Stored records
+===+

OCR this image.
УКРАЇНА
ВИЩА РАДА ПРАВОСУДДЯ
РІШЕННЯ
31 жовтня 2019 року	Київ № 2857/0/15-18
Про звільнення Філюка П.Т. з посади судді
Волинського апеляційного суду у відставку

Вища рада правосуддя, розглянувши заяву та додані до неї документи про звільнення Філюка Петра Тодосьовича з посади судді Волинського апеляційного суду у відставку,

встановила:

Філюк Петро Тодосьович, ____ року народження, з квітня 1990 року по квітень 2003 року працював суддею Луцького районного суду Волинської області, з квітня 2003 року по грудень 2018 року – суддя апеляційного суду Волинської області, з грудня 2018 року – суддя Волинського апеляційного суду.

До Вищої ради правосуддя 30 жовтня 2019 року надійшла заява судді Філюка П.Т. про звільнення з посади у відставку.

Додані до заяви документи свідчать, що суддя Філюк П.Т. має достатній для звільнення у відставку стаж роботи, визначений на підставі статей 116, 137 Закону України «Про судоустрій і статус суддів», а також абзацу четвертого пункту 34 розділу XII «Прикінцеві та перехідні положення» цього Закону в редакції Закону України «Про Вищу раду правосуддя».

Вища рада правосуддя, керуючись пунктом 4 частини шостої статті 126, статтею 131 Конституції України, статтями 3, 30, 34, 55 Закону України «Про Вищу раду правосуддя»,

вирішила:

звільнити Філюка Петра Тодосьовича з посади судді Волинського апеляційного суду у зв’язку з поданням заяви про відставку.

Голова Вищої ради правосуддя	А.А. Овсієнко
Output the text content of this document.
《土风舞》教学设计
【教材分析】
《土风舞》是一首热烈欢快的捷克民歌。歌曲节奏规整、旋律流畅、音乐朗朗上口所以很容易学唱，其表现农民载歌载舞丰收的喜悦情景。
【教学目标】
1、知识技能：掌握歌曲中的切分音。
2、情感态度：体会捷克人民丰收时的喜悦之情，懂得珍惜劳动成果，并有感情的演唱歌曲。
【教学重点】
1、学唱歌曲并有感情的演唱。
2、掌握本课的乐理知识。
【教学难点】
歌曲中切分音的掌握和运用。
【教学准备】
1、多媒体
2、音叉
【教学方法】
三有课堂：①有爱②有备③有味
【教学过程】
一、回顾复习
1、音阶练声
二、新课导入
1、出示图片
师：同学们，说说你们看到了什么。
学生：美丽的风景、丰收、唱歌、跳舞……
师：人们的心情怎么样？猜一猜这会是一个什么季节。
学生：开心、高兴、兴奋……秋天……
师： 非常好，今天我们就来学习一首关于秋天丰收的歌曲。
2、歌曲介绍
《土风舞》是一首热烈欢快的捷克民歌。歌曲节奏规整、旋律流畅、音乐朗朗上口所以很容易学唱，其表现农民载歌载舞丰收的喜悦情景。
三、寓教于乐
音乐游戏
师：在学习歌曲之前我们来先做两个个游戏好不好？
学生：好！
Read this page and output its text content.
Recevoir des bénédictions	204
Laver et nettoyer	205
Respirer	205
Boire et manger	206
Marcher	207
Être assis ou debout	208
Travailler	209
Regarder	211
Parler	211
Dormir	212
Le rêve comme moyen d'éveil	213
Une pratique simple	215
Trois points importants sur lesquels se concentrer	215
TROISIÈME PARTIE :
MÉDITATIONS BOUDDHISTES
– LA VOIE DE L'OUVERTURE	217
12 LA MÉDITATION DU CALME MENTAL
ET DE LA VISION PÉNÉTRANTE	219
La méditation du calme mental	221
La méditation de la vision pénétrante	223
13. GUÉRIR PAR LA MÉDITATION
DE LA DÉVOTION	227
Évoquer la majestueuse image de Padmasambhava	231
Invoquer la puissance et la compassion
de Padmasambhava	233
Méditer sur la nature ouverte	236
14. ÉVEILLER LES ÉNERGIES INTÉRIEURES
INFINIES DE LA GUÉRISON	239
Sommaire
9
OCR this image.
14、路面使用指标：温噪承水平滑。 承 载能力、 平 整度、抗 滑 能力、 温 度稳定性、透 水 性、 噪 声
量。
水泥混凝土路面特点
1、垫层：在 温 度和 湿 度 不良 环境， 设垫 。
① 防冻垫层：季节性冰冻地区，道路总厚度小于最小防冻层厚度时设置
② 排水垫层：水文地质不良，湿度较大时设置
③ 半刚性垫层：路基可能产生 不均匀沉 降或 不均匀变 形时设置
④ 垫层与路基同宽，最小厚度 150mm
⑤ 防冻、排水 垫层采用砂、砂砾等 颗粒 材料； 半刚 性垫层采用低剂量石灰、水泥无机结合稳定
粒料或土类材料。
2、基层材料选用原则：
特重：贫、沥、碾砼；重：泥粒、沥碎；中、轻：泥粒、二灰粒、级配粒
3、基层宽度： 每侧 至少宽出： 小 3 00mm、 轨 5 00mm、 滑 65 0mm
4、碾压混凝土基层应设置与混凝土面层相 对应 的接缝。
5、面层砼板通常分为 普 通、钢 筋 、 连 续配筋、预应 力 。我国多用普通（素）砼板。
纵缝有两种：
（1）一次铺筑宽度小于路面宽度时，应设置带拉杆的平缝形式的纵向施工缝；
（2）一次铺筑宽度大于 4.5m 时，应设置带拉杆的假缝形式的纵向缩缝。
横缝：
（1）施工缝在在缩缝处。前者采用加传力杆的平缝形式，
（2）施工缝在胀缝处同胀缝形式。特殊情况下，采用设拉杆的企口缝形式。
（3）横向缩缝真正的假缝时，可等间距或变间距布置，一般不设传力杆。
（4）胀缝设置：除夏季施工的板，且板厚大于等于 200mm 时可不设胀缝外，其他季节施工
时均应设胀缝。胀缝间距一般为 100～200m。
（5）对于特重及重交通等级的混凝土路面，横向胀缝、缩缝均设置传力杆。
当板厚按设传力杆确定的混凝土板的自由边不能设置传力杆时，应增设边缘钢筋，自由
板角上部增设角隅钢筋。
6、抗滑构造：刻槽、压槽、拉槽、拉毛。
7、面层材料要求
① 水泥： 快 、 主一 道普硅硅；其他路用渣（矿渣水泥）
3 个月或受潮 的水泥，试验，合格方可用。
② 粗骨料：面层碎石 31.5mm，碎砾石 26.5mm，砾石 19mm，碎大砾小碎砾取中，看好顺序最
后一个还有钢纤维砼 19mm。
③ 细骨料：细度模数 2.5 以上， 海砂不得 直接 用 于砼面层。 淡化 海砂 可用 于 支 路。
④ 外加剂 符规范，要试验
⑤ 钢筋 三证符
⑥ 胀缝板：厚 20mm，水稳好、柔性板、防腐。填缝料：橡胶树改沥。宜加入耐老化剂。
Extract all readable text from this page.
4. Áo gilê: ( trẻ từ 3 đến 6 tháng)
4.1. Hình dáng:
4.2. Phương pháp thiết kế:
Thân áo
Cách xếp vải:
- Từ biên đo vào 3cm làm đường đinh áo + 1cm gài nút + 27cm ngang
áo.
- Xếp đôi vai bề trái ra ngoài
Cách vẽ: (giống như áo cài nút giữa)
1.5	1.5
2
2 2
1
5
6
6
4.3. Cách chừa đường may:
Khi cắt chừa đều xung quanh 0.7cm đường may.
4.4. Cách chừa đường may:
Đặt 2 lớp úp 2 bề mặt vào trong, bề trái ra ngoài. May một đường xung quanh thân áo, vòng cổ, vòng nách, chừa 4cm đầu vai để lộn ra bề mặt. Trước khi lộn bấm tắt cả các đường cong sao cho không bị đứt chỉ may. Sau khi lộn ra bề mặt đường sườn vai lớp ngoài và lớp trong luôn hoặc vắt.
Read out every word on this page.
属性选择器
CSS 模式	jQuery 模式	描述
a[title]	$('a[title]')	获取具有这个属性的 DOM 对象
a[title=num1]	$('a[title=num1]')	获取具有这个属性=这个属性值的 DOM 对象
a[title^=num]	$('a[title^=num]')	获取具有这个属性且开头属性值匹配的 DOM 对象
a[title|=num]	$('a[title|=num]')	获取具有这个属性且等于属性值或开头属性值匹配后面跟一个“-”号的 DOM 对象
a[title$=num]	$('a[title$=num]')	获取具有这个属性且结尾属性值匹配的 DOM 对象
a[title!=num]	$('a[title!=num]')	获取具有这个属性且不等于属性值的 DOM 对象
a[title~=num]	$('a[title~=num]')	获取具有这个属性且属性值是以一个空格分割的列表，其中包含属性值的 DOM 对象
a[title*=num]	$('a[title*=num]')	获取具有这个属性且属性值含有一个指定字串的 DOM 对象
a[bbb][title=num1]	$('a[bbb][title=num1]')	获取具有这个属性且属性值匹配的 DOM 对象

+===+

Exercise task: Search the material above for "ради". Pull out each line where it shows up.

Problem solution:
До Вищої ради правосуддя 30 жовтня 2019 року надійшла заява судді Філюка П.Т. про звільнення з посади у відставку.
Голова Вищої ради правосуддя	А.А. Овсієнко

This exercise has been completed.